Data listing
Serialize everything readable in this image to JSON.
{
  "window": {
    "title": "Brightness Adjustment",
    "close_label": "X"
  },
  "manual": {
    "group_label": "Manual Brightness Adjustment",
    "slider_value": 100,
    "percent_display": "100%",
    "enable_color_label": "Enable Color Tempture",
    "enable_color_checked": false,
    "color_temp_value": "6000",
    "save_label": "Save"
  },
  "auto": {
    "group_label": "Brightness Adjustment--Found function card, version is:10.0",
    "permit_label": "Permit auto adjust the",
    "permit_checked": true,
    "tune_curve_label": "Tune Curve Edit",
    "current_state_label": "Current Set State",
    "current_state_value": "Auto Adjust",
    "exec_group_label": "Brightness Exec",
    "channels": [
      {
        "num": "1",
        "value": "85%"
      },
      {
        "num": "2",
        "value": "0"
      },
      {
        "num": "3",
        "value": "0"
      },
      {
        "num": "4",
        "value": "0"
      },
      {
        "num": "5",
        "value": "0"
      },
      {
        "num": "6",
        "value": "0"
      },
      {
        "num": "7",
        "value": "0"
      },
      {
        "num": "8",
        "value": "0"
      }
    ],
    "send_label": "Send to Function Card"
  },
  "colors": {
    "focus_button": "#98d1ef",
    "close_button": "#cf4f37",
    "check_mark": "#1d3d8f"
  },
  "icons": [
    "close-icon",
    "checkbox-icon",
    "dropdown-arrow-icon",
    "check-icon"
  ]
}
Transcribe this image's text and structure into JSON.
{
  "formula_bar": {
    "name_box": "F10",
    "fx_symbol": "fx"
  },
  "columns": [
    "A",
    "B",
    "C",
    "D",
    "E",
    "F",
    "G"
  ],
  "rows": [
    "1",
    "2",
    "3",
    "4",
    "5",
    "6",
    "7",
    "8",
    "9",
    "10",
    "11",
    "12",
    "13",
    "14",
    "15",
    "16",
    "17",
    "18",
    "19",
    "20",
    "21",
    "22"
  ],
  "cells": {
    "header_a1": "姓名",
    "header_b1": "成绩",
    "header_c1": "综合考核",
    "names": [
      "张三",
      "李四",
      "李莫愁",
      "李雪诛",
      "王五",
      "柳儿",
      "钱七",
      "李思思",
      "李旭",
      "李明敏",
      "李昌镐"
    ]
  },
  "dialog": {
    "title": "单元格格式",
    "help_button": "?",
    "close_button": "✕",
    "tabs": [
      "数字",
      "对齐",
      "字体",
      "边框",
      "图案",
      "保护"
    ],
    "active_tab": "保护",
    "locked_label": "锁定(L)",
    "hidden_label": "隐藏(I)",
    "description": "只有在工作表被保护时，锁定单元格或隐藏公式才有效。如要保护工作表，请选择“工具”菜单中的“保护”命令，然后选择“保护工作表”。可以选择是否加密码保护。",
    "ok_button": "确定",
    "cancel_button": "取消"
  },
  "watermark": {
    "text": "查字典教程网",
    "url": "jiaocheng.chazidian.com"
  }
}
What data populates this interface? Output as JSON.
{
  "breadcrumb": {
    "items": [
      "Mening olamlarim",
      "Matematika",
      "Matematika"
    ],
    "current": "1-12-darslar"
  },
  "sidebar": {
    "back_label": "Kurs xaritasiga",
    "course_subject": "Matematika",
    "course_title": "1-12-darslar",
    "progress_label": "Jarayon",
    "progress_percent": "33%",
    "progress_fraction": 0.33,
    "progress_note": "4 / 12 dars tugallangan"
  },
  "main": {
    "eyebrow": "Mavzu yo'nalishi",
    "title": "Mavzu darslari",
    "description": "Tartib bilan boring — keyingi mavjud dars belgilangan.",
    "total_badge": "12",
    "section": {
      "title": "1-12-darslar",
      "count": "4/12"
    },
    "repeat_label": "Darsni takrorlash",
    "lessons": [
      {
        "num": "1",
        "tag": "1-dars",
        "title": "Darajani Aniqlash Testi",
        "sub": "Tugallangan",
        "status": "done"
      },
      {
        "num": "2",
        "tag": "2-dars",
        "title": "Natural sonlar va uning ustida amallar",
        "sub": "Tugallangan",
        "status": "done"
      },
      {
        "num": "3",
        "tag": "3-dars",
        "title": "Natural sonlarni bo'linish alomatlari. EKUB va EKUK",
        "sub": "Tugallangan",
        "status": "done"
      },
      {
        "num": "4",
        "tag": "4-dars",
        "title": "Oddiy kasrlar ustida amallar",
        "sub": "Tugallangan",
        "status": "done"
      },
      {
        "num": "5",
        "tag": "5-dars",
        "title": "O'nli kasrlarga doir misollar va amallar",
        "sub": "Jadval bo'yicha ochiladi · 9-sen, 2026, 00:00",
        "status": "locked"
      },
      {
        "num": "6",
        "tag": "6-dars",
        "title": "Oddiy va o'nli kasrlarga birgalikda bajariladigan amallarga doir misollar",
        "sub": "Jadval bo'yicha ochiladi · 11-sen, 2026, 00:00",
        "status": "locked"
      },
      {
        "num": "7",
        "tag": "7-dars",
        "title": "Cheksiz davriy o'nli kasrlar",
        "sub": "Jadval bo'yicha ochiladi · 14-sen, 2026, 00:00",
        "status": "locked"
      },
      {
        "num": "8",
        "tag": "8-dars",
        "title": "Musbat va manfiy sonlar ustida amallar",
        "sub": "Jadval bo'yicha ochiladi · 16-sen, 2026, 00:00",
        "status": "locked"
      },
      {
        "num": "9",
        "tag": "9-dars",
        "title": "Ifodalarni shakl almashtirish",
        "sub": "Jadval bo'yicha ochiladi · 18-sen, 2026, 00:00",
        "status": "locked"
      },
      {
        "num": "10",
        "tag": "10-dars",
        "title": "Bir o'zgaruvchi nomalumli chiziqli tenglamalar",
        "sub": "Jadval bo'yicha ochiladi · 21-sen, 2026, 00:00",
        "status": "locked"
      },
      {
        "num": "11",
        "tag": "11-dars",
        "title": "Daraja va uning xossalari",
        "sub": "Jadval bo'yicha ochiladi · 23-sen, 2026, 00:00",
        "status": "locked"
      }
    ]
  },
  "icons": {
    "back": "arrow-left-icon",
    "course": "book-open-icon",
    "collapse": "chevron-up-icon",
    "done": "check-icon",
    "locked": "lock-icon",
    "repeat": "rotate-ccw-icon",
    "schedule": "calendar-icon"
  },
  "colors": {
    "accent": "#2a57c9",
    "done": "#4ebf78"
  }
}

INSTRUCTIONS TO FOLLOW: Pull out each line holding the string "Jadval".

RESULT OF THIS EXERCISE:
        "sub": "Jadval bo'yicha ochiladi · 9-sen, 2026, 00:00",
        "sub": "Jadval bo'yicha ochiladi · 11-sen, 2026, 00:00",
        "sub": "Jadval bo'yicha ochiladi · 14-sen, 2026, 00:00",
        "sub": "Jadval bo'yicha ochiladi · 16-sen, 2026, 00:00",
        "sub": "Jadval bo'yicha ochiladi · 18-sen, 2026, 00:00",
        "sub": "Jadval bo'yicha ochiladi · 21-sen, 2026, 00:00",
        "sub": "Jadval bo'yicha ochiladi · 23-sen, 2026, 00:00",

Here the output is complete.